=== Task requirements ===
List every line in this data where the string "income" occurs.

=== Given data ===
::::::::
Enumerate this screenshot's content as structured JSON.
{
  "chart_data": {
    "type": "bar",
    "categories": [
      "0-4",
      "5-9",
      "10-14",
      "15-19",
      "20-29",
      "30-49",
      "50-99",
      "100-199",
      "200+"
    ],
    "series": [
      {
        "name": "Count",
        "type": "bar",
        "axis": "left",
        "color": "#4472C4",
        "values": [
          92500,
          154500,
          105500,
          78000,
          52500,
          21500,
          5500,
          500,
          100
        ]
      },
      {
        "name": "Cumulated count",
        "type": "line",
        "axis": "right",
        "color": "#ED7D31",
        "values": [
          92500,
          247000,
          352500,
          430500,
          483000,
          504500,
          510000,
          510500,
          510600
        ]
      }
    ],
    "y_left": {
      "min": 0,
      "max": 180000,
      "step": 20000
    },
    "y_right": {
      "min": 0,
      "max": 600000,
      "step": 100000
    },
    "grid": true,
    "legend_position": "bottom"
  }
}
::::::::
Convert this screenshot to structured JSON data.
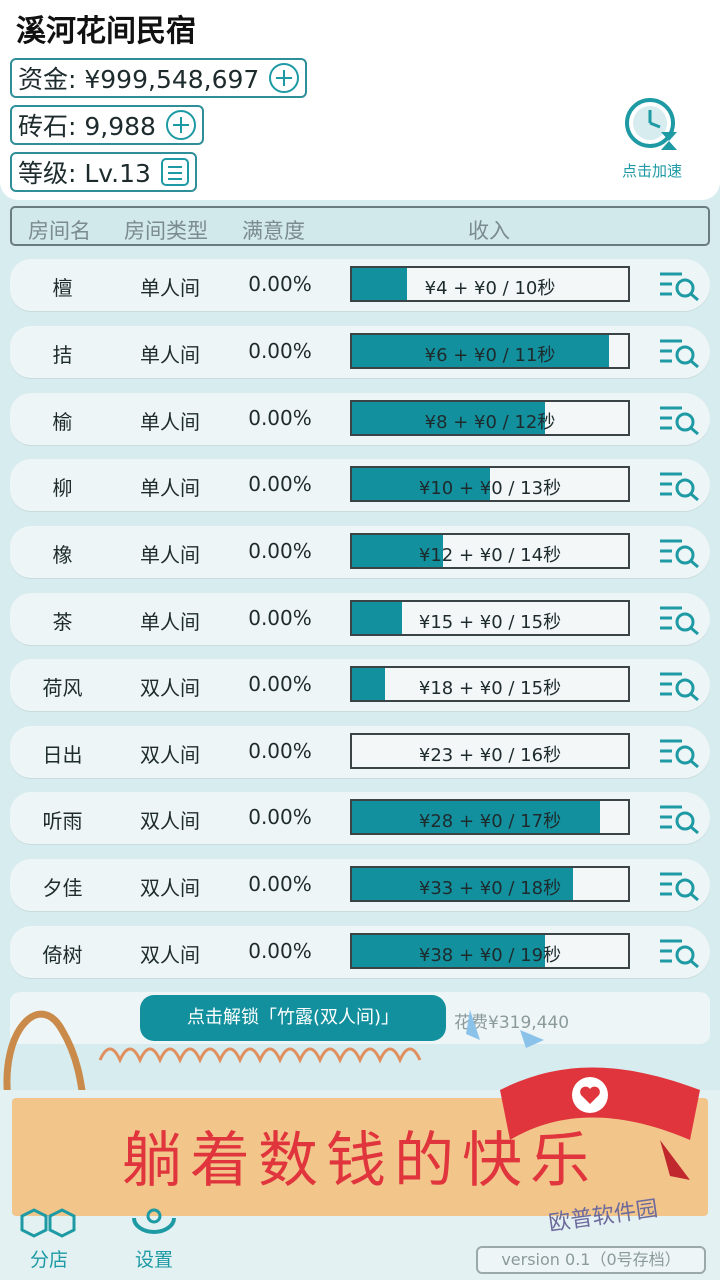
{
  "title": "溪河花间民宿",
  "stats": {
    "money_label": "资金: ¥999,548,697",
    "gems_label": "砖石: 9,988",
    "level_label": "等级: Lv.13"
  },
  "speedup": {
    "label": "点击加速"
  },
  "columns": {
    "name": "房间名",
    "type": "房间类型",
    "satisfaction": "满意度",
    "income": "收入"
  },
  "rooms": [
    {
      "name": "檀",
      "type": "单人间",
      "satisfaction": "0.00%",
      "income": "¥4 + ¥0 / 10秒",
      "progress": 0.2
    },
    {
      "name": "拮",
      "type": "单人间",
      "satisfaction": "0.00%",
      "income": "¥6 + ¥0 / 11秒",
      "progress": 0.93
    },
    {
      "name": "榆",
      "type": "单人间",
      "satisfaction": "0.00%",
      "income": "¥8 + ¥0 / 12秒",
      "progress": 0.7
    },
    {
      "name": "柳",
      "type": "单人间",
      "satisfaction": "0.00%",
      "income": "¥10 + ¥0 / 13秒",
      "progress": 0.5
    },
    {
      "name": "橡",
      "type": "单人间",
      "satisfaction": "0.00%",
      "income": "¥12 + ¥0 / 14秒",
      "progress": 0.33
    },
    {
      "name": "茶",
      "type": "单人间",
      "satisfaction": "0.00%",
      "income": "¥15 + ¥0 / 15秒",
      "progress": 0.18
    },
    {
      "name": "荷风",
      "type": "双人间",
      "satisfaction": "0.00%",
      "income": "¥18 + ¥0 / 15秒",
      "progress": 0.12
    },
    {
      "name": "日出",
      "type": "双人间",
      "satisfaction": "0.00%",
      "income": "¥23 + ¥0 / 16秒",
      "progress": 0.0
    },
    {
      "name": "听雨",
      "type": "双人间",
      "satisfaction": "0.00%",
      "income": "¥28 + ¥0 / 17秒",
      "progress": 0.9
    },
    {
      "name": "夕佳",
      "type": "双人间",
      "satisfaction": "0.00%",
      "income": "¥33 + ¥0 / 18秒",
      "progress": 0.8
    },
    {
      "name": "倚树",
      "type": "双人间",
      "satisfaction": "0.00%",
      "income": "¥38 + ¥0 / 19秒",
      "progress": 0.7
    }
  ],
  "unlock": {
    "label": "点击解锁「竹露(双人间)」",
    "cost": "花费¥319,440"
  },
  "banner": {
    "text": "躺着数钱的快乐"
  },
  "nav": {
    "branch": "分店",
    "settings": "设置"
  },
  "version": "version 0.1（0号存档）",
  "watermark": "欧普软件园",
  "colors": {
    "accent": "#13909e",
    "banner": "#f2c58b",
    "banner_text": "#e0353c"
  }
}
::::::::
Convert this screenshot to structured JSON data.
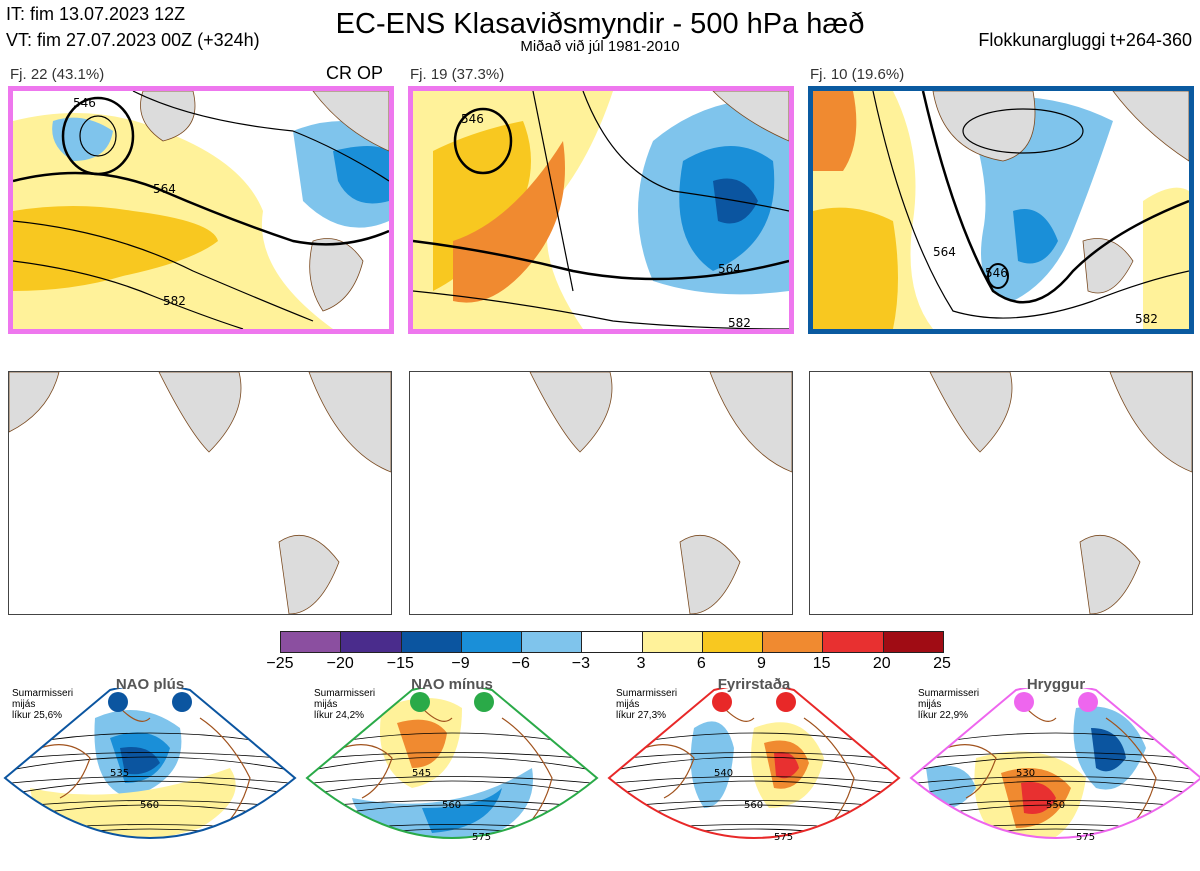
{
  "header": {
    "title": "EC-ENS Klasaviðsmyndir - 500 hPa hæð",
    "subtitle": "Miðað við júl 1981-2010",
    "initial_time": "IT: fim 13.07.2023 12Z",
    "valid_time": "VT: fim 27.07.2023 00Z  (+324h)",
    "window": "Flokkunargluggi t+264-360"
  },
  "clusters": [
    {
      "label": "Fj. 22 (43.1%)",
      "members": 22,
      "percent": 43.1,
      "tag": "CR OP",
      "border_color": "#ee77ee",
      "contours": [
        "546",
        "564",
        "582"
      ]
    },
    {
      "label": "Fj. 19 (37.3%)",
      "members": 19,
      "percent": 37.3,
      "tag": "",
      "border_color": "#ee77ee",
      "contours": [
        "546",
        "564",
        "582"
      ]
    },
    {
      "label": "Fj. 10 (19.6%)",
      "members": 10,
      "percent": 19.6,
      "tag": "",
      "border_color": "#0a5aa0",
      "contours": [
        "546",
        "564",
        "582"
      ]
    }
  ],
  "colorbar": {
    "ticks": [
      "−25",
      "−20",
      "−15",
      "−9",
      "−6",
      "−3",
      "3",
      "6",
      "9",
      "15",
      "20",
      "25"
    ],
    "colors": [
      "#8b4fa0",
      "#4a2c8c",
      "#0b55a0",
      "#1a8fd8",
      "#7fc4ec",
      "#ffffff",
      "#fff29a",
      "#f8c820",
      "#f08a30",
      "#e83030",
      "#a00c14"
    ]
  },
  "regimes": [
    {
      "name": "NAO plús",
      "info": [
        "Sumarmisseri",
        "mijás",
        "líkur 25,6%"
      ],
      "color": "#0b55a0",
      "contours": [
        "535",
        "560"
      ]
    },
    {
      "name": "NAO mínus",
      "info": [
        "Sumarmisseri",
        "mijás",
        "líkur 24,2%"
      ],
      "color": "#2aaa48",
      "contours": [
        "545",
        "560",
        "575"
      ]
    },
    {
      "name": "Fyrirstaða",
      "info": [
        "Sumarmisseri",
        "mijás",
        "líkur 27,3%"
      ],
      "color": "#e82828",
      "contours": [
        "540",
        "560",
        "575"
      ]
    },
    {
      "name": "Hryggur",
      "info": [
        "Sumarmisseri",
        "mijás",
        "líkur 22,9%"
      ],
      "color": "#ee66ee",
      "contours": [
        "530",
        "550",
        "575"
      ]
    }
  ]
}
::::::::
=== Written reply ===
    "income": "收入"
      "income": "¥4 + ¥0 / 10秒",
      "income": "¥6 + ¥0 / 11秒",
      "income": "¥8 + ¥0 / 12秒",
      "income": "¥10 + ¥0 / 13秒",
      "income": "¥12 + ¥0 / 14秒",
      "income": "¥15 + ¥0 / 15秒",
      "income": "¥18 + ¥0 / 15秒",
      "income": "¥23 + ¥0 / 16秒",
      "income": "¥28 + ¥0 / 17秒",
      "income": "¥33 + ¥0 / 18秒",
      "income": "¥38 + ¥0 / 19秒",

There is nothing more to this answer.